Extract the full listing below without altering a single character.

[start]

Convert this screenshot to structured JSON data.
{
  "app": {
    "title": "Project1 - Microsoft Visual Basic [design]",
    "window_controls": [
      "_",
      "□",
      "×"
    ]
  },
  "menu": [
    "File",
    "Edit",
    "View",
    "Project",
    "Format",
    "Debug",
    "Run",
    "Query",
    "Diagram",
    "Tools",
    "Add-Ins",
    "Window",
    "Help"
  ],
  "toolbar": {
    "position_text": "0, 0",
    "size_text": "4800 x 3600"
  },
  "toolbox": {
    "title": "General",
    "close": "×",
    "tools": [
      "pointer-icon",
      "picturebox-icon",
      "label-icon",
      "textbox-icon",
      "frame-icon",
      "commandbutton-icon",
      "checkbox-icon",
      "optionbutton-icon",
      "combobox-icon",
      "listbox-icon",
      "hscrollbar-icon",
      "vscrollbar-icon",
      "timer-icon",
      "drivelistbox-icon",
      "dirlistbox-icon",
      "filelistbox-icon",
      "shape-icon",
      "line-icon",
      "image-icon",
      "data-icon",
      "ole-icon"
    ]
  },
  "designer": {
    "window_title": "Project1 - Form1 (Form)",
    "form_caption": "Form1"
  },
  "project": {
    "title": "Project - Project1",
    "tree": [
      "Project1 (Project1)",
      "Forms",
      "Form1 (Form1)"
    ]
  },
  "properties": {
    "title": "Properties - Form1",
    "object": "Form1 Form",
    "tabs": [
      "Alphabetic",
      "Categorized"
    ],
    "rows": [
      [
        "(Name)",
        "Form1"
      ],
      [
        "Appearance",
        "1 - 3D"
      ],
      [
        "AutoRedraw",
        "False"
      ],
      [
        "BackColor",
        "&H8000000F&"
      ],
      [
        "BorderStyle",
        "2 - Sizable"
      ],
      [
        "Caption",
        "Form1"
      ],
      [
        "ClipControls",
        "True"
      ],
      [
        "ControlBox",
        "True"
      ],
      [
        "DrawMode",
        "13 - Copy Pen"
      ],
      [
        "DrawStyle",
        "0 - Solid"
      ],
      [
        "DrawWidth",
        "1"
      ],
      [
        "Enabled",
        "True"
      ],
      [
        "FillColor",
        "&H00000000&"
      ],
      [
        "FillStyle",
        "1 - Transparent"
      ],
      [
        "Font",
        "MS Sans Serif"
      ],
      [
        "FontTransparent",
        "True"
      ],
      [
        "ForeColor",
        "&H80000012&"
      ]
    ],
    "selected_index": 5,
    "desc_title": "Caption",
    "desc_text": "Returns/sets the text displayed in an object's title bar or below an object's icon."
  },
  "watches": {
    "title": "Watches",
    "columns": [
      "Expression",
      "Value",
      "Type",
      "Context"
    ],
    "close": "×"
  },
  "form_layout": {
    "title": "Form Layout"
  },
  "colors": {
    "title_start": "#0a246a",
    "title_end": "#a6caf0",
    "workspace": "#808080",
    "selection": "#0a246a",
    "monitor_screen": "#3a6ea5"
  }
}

[end]

_In response:_
Convert this screenshot to structured JSON data.
{
  "app": {
    "title": "Project1 - Microsoft Visual Basic [design]",
    "window_controls": [
      "_",
      "□",
      "×"
    ]
  },
  "menu": [
    "File",
    "Edit",
    "View",
    "Project",
    "Format",
    "Debug",
    "Run",
    "Query",
    "Diagram",
    "Tools",
    "Add-Ins",
    "Window",
    "Help"
  ],
  "toolbar": {
    "position_text": "0, 0",
    "size_text": "4800 x 3600"
  },
  "toolbox": {
    "title": "General",
    "close": "×",
    "tools": [
      "pointer-icon",
      "picturebox-icon",
      "label-icon",
      "textbox-icon",
      "frame-icon",
      "commandbutton-icon",
      "checkbox-icon",
      "optionbutton-icon",
      "combobox-icon",
      "listbox-icon",
      "hscrollbar-icon",
      "vscrollbar-icon",
      "timer-icon",
      "drivelistbox-icon",
      "dirlistbox-icon",
      "filelistbox-icon",
      "shape-icon",
      "line-icon",
      "image-icon",
      "data-icon",
      "ole-icon"
    ]
  },
  "designer": {
    "window_title": "Project1 - Form1 (Form)",
    "form_caption": "Form1"
  },
  "project": {
    "title": "Project - Project1",
    "tree": [
      "Project1 (Project1)",
      "Forms",
      "Form1 (Form1)"
    ]
  },
  "properties": {
    "title": "Properties - Form1",
    "object": "Form1 Form",
    "tabs": [
      "Alphabetic",
      "Categorized"
    ],
    "rows": [
      [
        "(Name)",
        "Form1"
      ],
      [
        "Appearance",
        "1 - 3D"
      ],
      [
        "AutoRedraw",
        "False"
      ],
      [
        "BackColor",
        "&H8000000F&"
      ],
      [
        "BorderStyle",
        "2 - Sizable"
      ],
      [
        "Caption",
        "Form1"
      ],
      [
        "ClipControls",
        "True"
      ],
      [
        "ControlBox",
        "True"
      ],
      [
        "DrawMode",
        "13 - Copy Pen"
      ],
      [
        "DrawStyle",
        "0 - Solid"
      ],
      [
        "DrawWidth",
        "1"
      ],
      [
        "Enabled",
        "True"
      ],
      [
        "FillColor",
        "&H00000000&"
      ],
      [
        "FillStyle",
        "1 - Transparent"
      ],
      [
        "Font",
        "MS Sans Serif"
      ],
      [
        "FontTransparent",
        "True"
      ],
      [
        "ForeColor",
        "&H80000012&"
      ]
    ],
    "selected_index": 5,
    "desc_title": "Caption",
    "desc_text": "Returns/sets the text displayed in an object's title bar or below an object's icon."
  },
  "watches": {
    "title": "Watches",
    "columns": [
      "Expression",
      "Value",
      "Type",
      "Context"
    ],
    "close": "×"
  },
  "form_layout": {
    "title": "Form Layout"
  },
  "colors": {
    "title_start": "#0a246a",
    "title_end": "#a6caf0",
    "workspace": "#808080",
    "selection": "#0a246a",
    "monitor_screen": "#3a6ea5"
  }
}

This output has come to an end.